----- Supplied material -----
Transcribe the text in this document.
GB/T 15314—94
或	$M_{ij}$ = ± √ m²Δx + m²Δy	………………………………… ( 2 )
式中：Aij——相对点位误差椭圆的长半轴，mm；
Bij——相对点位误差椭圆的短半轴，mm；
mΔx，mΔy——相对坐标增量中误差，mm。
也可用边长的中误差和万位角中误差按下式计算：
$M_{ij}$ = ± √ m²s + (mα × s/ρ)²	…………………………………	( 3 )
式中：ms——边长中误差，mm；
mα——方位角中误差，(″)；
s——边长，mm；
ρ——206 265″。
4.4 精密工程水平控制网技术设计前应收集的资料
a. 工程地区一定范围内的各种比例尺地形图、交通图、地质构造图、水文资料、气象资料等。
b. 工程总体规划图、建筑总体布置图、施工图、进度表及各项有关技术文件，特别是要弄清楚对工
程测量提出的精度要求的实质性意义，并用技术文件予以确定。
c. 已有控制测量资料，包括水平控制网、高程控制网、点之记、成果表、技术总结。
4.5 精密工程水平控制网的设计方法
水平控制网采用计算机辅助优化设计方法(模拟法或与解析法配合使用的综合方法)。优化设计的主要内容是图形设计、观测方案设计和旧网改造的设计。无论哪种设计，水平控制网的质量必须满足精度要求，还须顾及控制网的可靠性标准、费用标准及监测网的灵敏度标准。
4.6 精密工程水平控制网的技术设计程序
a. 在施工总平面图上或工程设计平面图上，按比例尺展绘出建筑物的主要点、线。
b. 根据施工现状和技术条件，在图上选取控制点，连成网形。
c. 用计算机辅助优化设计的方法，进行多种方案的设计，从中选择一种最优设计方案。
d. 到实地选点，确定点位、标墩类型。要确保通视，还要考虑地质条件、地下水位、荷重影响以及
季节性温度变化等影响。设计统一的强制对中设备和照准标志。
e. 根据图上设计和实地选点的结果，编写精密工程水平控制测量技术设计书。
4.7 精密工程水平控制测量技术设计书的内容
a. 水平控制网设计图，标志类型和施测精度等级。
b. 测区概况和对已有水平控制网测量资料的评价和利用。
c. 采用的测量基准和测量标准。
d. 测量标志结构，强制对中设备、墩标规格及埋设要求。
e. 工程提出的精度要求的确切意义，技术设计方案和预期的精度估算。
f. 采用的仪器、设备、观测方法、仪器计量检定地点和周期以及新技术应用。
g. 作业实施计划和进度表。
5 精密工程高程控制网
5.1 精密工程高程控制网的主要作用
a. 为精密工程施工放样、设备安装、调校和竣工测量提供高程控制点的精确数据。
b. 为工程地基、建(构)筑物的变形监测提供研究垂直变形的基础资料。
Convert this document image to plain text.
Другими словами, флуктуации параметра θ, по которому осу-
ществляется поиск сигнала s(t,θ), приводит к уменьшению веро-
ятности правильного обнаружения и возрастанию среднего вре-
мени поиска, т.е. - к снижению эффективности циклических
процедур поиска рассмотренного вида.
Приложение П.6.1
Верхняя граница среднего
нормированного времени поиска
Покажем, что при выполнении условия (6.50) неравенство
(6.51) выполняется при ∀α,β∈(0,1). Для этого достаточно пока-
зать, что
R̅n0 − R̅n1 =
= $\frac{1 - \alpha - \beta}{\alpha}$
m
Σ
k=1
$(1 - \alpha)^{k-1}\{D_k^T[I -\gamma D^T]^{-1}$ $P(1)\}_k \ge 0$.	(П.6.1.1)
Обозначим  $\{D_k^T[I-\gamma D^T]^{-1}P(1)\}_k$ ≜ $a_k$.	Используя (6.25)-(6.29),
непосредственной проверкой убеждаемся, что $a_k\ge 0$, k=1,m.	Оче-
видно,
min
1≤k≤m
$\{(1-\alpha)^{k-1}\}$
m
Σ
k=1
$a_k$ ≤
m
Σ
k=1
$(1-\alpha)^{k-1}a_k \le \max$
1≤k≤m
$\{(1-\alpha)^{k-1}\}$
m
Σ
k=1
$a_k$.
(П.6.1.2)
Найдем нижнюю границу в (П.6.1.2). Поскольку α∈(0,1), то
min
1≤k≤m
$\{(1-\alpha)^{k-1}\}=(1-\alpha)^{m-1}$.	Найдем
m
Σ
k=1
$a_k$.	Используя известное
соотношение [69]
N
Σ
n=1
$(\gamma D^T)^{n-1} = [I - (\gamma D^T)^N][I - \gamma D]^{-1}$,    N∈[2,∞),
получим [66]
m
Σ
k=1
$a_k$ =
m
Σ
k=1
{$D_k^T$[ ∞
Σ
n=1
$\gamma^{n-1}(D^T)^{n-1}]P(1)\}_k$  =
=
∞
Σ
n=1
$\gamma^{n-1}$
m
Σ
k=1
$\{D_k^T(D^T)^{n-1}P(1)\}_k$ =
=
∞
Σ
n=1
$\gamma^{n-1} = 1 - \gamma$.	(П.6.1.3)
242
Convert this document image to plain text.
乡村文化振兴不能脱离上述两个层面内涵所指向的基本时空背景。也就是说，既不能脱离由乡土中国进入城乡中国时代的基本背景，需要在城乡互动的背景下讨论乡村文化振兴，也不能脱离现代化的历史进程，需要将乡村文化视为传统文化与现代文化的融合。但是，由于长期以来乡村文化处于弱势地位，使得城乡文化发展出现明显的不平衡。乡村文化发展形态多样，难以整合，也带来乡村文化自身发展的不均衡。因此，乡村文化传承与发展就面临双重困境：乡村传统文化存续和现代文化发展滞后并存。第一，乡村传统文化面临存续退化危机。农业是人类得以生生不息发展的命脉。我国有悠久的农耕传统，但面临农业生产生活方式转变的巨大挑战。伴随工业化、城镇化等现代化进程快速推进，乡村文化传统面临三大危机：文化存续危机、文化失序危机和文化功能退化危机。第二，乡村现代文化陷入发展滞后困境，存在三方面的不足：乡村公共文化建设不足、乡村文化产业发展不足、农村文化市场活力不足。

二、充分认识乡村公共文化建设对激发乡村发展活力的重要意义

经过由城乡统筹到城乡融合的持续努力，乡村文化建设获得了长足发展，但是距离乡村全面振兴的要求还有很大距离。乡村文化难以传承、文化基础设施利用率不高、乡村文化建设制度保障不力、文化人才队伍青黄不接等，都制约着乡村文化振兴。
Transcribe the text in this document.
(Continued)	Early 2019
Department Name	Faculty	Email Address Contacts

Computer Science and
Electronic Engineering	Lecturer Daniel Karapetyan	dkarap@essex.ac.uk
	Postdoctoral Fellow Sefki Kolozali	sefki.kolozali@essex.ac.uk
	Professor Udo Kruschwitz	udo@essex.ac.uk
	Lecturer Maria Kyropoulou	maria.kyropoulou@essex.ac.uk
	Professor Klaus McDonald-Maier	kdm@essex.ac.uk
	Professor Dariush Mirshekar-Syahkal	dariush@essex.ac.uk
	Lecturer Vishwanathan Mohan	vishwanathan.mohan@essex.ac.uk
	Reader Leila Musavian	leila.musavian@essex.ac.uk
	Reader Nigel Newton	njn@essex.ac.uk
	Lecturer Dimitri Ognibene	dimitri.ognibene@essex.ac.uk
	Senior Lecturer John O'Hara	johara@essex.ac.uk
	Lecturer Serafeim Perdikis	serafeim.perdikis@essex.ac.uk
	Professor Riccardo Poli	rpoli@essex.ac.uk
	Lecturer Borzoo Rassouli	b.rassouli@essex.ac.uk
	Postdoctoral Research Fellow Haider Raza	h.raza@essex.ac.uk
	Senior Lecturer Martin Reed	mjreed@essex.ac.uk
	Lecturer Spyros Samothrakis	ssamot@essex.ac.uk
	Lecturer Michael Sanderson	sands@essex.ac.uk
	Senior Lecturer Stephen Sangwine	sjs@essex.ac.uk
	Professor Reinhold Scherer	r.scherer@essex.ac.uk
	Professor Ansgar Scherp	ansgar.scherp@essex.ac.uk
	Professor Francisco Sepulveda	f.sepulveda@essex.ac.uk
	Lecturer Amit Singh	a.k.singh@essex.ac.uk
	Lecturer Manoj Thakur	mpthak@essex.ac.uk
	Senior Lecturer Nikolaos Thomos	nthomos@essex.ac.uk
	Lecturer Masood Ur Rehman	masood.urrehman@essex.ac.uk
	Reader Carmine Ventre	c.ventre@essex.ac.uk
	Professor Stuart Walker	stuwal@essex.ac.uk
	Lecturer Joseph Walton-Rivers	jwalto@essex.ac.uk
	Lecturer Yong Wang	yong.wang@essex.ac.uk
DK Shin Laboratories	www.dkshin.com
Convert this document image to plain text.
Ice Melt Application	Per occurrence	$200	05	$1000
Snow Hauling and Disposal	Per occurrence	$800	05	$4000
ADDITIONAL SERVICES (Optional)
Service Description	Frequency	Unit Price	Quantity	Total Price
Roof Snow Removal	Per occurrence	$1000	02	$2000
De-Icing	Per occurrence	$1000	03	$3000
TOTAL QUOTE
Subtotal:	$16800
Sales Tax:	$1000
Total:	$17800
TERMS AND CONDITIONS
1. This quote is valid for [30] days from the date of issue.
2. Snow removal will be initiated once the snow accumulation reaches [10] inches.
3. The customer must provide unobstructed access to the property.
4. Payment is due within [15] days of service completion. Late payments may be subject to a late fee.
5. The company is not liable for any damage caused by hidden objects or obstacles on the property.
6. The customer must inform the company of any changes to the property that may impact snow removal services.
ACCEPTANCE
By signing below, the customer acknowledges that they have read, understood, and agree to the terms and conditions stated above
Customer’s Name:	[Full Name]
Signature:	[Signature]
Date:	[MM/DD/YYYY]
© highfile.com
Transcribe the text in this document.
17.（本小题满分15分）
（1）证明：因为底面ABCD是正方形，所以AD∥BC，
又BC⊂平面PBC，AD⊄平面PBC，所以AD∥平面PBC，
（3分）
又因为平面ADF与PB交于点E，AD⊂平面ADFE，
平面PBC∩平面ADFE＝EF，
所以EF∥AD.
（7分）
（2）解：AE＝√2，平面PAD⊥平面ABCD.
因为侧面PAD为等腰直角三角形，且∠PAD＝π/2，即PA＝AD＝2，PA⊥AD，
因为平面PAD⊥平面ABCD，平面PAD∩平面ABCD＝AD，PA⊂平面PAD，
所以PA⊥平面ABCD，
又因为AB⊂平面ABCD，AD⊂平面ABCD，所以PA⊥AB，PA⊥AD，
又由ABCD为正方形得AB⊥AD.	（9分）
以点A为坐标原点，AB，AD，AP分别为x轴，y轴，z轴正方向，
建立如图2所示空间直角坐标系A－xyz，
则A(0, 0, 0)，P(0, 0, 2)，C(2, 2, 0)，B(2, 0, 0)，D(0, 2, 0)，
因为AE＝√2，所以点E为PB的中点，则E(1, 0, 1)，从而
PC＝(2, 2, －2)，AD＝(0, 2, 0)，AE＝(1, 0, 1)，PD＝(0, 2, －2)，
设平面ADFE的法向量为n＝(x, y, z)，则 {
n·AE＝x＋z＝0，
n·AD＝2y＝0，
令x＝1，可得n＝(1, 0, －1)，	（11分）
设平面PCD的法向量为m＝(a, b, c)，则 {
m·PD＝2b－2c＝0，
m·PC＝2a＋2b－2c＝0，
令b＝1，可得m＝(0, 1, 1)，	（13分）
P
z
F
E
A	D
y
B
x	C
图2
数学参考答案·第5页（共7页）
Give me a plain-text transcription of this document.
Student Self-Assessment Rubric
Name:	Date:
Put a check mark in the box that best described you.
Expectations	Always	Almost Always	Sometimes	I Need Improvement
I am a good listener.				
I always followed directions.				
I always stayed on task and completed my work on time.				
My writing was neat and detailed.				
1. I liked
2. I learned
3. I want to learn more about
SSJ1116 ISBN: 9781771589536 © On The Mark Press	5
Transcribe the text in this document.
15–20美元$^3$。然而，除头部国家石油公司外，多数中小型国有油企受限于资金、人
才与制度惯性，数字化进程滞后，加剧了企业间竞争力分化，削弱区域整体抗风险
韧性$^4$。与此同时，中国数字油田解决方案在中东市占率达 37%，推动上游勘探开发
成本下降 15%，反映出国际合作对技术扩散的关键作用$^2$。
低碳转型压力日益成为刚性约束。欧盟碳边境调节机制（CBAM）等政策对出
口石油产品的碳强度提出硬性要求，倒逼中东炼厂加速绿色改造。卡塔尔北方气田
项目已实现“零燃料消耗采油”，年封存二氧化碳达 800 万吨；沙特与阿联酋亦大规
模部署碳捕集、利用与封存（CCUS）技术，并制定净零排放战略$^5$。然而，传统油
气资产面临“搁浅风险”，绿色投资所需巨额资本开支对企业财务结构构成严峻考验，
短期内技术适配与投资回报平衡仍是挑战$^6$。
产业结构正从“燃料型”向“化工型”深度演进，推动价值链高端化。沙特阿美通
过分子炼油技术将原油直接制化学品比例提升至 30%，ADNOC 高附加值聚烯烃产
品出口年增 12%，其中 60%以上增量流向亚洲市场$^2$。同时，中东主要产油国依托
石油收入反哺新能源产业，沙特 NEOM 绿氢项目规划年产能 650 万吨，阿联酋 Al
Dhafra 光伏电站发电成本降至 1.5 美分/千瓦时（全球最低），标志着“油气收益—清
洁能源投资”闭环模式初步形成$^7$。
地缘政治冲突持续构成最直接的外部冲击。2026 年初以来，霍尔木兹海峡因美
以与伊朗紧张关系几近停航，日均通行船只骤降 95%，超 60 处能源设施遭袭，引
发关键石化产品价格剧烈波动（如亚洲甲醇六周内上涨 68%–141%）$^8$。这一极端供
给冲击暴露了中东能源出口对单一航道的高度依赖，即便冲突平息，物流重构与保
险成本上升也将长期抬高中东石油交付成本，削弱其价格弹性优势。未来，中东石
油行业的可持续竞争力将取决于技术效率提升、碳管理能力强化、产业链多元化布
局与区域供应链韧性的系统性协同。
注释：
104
-----
Locate the line that contains "Give me a plain-text", then please quote it and every line after it to the end of the entries above, exactly and with nothing else.

→ **Result**:
Give me a plain-text transcription of this document.
Student Self-Assessment Rubric
Name:	Date:
Put a check mark in the box that best described you.
Expectations	Always	Almost Always	Sometimes	I Need Improvement
I am a good listener.				
I always followed directions.				
I always stayed on task and completed my work on time.				
My writing was neat and detailed.				
1. I liked
2. I learned
3. I want to learn more about
SSJ1116 ISBN: 9781771589536 © On The Mark Press	5
Transcribe the text in this document.
15–20美元$^3$。然而，除头部国家石油公司外，多数中小型国有油企受限于资金、人
才与制度惯性，数字化进程滞后，加剧了企业间竞争力分化，削弱区域整体抗风险
韧性$^4$。与此同时，中国数字油田解决方案在中东市占率达 37%，推动上游勘探开发
成本下降 15%，反映出国际合作对技术扩散的关键作用$^2$。
低碳转型压力日益成为刚性约束。欧盟碳边境调节机制（CBAM）等政策对出
口石油产品的碳强度提出硬性要求，倒逼中东炼厂加速绿色改造。卡塔尔北方气田
项目已实现“零燃料消耗采油”，年封存二氧化碳达 800 万吨；沙特与阿联酋亦大规
模部署碳捕集、利用与封存（CCUS）技术，并制定净零排放战略$^5$。然而，传统油
气资产面临“搁浅风险”，绿色投资所需巨额资本开支对企业财务结构构成严峻考验，
短期内技术适配与投资回报平衡仍是挑战$^6$。
产业结构正从“燃料型”向“化工型”深度演进，推动价值链高端化。沙特阿美通
过分子炼油技术将原油直接制化学品比例提升至 30%，ADNOC 高附加值聚烯烃产
品出口年增 12%，其中 60%以上增量流向亚洲市场$^2$。同时，中东主要产油国依托
石油收入反哺新能源产业，沙特 NEOM 绿氢项目规划年产能 650 万吨，阿联酋 Al
Dhafra 光伏电站发电成本降至 1.5 美分/千瓦时（全球最低），标志着“油气收益—清
洁能源投资”闭环模式初步形成$^7$。
地缘政治冲突持续构成最直接的外部冲击。2026 年初以来，霍尔木兹海峡因美
以与伊朗紧张关系几近停航，日均通行船只骤降 95%，超 60 处能源设施遭袭，引
发关键石化产品价格剧烈波动（如亚洲甲醇六周内上涨 68%–141%）$^8$。这一极端供
给冲击暴露了中东能源出口对单一航道的高度依赖，即便冲突平息，物流重构与保
险成本上升也将长期抬高中东石油交付成本，削弱其价格弹性优势。未来，中东石
油行业的可持续竞争力将取决于技术效率提升、碳管理能力强化、产业链多元化布
局与区域供应链韧性的系统性协同。
注释：
104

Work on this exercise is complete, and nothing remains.